WHAT NEEDS TO BE DONE: Skip the pictures and extract all of the lines exactly as written.

[begin INPUT ROWS]

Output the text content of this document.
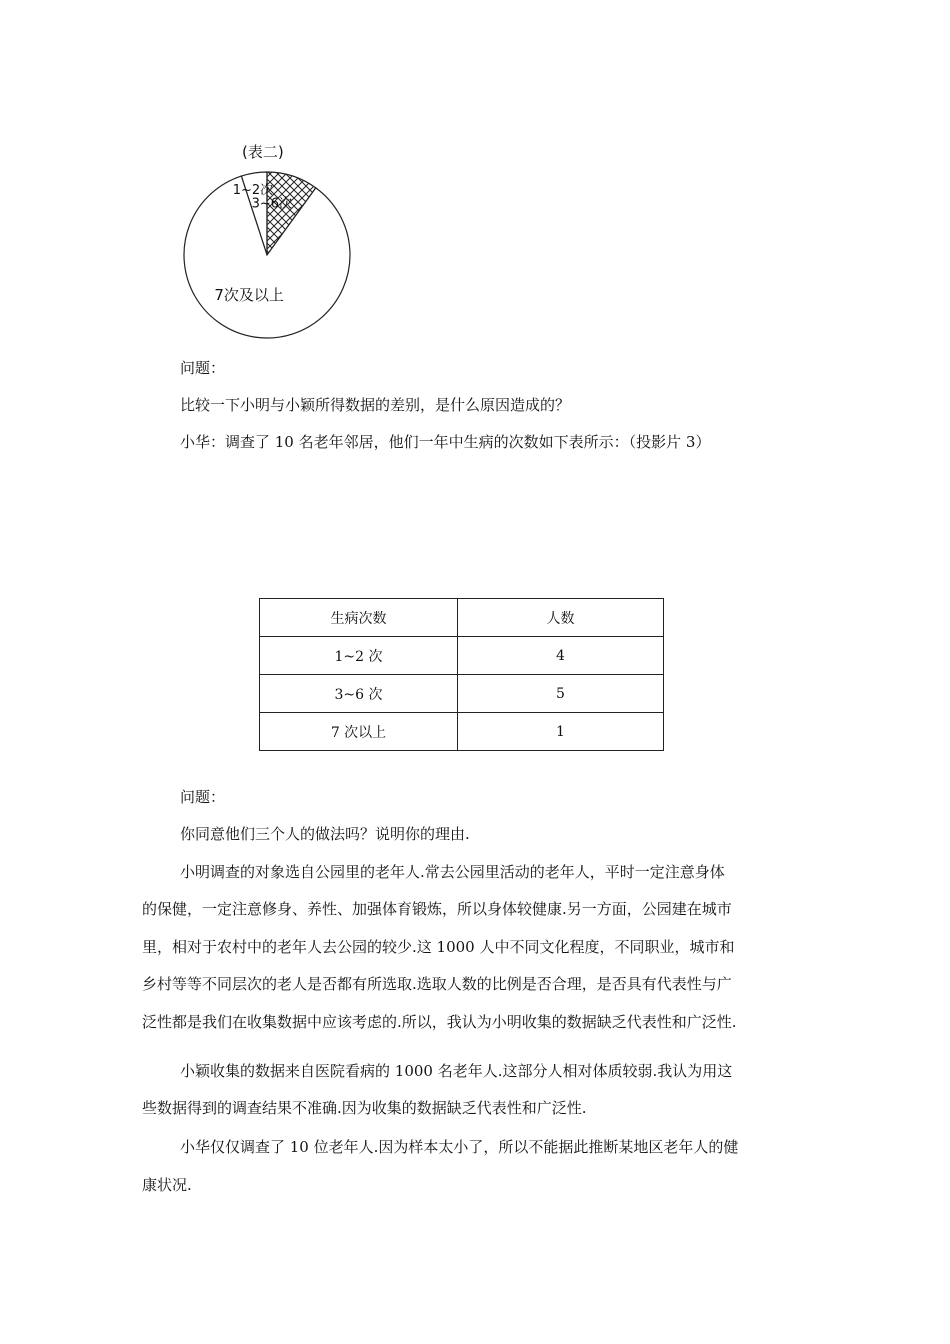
1~2次
3~6次
7次及以上
(表二)
问题：
比较一下小明与小颖所得数据的差别，是什么原因造成的？
小华：调查了 10 名老年邻居，他们一年中生病的次数如下表所示：（投影片 3）
生病次数	人数
1~2 次	4
3~6 次	5
7 次以上	1
问题：
你同意他们三个人的做法吗？说明你的理由.
小明调查的对象选自公园里的老年人.常去公园里活动的老年人，平时一定注意身体
的保健，一定注意修身、养性、加强体育锻炼，所以身体较健康.另一方面，公园建在城市
里，相对于农村中的老年人去公园的较少.这 1000 人中不同文化程度，不同职业，城市和
乡村等等不同层次的老人是否都有所选取.选取人数的比例是否合理，是否具有代表性与广
泛性都是我们在收集数据中应该考虑的.所以，我认为小明收集的数据缺乏代表性和广泛性.
小颖收集的数据来自医院看病的 1000 名老年人.这部分人相对体质较弱.我认为用这
些数据得到的调查结果不准确.因为收集的数据缺乏代表性和广泛性.
小华仅仅调查了 10 位老年人.因为样本太小了，所以不能据此推断某地区老年人的健
康状况.
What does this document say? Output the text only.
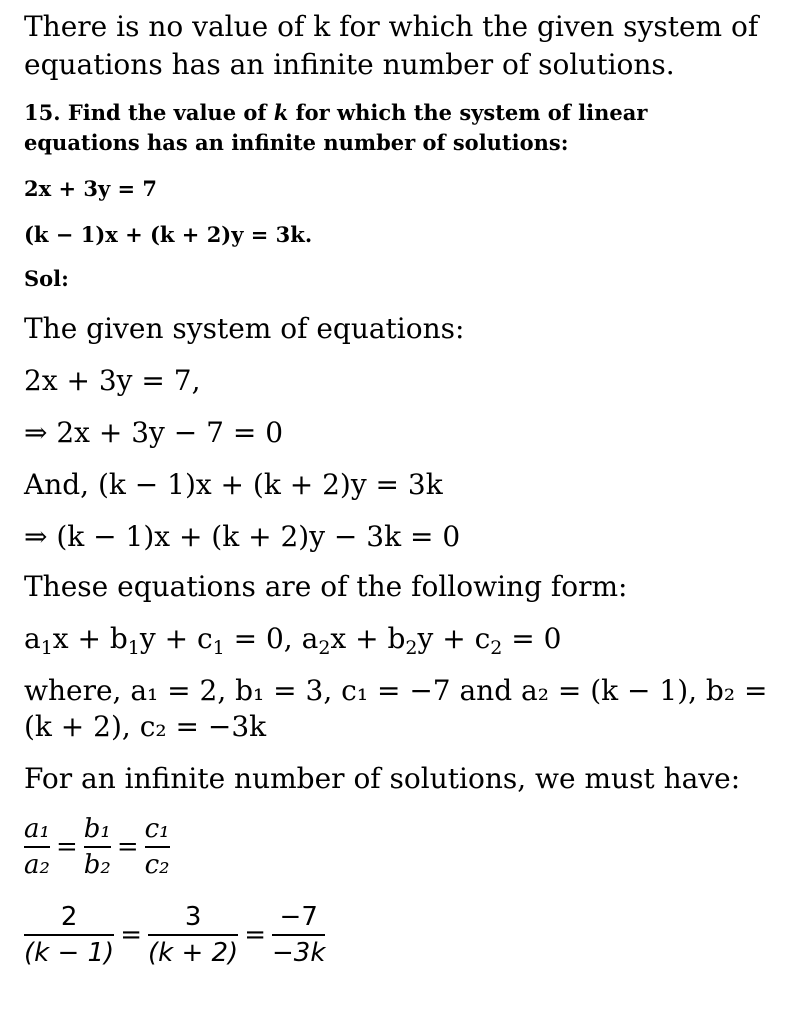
There is no value of k for which the given system of
equations has an infinite number of solutions.
15. Find the value of k for which the system of linear
equations has an infinite number of solutions:
2x + 3y = 7
(k − 1)x + (k + 2)y = 3k.
Sol:
The given system of equations:
2x + 3y = 7,
⇒ 2x + 3y − 7 = 0
And, (k − 1)x + (k + 2)y = 3k
⇒ (k − 1)x + (k + 2)y − 3k = 0
These equations are of the following form:
$a_1x + b_1y + c_1 = 0$, $a_2x + b_2y + c_2 = 0$
where, a₁ = 2, b₁ = 3, c₁ = −7 and a₂ = (k − 1), b₂ =
(k + 2), c₂ = −3k
For an infinite number of solutions, we must have:
$\frac{\text{a₁}}{\text{a₂}} = \frac{\text{b₁}}{\text{b₂}} = \frac{\text{c₁}}{\text{c₂}}$
$\frac{2}{(k - 1)} = \frac{3}{(k + 2)} = \frac{-7}{-3k}$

[end INPUT ROWS]

OUTPUT OF THE TASK:
Output the text content of this document.
1~2次
3~6次
7次及以上
(表二)
问题：
比较一下小明与小颖所得数据的差别，是什么原因造成的？
小华：调查了 10 名老年邻居，他们一年中生病的次数如下表所示：（投影片 3）
生病次数	人数
1~2 次	4
3~6 次	5
7 次以上	1
问题：
你同意他们三个人的做法吗？说明你的理由.
小明调查的对象选自公园里的老年人.常去公园里活动的老年人，平时一定注意身体
的保健，一定注意修身、养性、加强体育锻炼，所以身体较健康.另一方面，公园建在城市
里，相对于农村中的老年人去公园的较少.这 1000 人中不同文化程度，不同职业，城市和
乡村等等不同层次的老人是否都有所选取.选取人数的比例是否合理，是否具有代表性与广
泛性都是我们在收集数据中应该考虑的.所以，我认为小明收集的数据缺乏代表性和广泛性.
小颖收集的数据来自医院看病的 1000 名老年人.这部分人相对体质较弱.我认为用这
些数据得到的调查结果不准确.因为收集的数据缺乏代表性和广泛性.
小华仅仅调查了 10 位老年人.因为样本太小了，所以不能据此推断某地区老年人的健
康状况.
What does this document say? Output the text only.
There is no value of k for which the given system of
equations has an infinite number of solutions.
15. Find the value of k for which the system of linear
equations has an infinite number of solutions:
2x + 3y = 7
(k − 1)x + (k + 2)y = 3k.
Sol:
The given system of equations:
2x + 3y = 7,
⇒ 2x + 3y − 7 = 0
And, (k − 1)x + (k + 2)y = 3k
⇒ (k − 1)x + (k + 2)y − 3k = 0
These equations are of the following form:
$a_1x + b_1y + c_1 = 0$, $a_2x + b_2y + c_2 = 0$
where, a₁ = 2, b₁ = 3, c₁ = −7 and a₂ = (k − 1), b₂ =
(k + 2), c₂ = −3k
For an infinite number of solutions, we must have:
$\frac{\text{a₁}}{\text{a₂}} = \frac{\text{b₁}}{\text{b₂}} = \frac{\text{c₁}}{\text{c₂}}$
$\frac{2}{(k - 1)} = \frac{3}{(k + 2)} = \frac{-7}{-3k}$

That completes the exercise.